* [WORK TO COMPLETE] From the entries below, copy every line where the string "name" appears.

***** SUPPLIED DATA

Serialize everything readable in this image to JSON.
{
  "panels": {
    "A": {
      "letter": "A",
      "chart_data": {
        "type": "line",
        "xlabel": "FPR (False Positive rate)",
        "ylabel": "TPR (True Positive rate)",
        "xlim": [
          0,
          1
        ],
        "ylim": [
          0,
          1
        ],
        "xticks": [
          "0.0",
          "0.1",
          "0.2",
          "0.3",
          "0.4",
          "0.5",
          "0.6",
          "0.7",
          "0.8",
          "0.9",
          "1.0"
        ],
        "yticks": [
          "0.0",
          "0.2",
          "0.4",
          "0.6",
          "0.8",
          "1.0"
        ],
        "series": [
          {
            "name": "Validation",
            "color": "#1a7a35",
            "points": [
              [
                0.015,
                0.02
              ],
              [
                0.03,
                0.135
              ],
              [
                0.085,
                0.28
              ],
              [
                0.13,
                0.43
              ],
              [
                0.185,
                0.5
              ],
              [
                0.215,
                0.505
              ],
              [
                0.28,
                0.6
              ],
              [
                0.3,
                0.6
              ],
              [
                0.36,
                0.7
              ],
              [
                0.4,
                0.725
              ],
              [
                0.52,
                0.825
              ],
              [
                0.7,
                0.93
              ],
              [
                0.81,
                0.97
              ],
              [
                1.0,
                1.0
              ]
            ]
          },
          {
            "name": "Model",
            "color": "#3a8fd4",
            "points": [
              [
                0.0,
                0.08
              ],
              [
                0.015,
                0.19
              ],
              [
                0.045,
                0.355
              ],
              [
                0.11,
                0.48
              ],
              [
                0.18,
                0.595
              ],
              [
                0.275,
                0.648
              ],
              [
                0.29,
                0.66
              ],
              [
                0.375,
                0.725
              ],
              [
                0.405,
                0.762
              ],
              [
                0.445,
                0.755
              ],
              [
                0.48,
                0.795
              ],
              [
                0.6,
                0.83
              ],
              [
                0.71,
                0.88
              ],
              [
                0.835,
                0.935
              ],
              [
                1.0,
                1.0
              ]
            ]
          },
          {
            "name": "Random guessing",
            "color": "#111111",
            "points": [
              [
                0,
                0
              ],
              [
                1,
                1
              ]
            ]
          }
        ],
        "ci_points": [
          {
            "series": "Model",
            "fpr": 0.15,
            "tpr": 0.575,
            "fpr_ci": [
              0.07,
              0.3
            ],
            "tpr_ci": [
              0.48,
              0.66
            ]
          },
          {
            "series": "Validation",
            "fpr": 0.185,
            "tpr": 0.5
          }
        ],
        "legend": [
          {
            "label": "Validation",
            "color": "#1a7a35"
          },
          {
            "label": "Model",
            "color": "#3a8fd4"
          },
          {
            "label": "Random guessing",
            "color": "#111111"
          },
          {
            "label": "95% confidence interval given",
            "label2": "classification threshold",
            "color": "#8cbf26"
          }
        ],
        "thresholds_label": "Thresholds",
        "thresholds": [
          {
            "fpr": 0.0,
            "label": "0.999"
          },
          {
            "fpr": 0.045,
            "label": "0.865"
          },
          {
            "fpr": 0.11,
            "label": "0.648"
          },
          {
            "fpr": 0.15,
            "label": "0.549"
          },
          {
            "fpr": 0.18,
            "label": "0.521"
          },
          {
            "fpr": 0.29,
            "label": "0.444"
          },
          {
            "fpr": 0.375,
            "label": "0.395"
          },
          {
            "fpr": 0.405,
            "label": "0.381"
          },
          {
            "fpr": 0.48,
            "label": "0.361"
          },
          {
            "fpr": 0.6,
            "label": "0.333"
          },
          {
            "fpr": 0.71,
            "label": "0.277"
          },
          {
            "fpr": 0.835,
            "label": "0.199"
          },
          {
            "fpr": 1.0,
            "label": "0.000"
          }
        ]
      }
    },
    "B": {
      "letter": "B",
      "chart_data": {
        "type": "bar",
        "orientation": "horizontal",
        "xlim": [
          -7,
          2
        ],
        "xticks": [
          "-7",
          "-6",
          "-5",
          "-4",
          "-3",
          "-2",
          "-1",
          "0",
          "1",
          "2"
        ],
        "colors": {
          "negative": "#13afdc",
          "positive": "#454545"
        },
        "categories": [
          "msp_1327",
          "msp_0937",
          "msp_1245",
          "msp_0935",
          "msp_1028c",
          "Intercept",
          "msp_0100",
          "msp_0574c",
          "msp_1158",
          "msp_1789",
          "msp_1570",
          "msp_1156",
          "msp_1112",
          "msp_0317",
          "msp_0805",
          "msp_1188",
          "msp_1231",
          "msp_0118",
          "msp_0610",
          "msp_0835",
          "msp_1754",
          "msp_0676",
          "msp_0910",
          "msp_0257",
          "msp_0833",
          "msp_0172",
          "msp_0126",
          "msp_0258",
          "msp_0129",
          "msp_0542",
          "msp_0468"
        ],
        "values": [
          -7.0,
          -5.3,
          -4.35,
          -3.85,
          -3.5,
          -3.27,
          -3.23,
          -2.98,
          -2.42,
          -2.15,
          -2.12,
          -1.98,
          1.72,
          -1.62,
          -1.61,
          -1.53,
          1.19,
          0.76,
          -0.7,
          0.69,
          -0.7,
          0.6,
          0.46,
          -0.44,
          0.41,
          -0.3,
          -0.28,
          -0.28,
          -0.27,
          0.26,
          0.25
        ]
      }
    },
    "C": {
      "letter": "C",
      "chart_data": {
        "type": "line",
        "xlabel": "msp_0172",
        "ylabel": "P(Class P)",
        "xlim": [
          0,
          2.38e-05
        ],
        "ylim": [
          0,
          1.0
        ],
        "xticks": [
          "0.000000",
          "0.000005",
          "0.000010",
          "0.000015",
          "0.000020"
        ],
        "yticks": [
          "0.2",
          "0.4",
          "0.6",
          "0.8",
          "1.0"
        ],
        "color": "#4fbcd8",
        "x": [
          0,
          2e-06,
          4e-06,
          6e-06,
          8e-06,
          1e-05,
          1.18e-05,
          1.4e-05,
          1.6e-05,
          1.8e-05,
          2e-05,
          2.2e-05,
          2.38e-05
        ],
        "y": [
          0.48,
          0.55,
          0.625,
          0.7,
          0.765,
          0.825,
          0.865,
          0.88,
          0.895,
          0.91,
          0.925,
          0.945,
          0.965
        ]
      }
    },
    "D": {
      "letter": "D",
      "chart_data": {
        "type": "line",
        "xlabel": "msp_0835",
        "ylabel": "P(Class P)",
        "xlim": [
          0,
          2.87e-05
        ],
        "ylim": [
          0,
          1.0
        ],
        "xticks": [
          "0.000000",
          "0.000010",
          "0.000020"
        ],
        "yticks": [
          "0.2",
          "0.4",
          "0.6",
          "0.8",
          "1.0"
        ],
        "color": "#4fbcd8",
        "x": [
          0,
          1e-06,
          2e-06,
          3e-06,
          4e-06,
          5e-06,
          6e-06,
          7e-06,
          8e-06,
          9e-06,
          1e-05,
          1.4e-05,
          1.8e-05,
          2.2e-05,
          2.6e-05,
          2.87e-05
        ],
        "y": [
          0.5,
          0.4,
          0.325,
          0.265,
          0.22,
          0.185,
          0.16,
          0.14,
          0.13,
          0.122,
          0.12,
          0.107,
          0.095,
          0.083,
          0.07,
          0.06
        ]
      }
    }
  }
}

**********

* [SOLUTION FOR THIS EXERCISE]
            "name": "Validation",
            "name": "Model",
            "name": "Random guessing",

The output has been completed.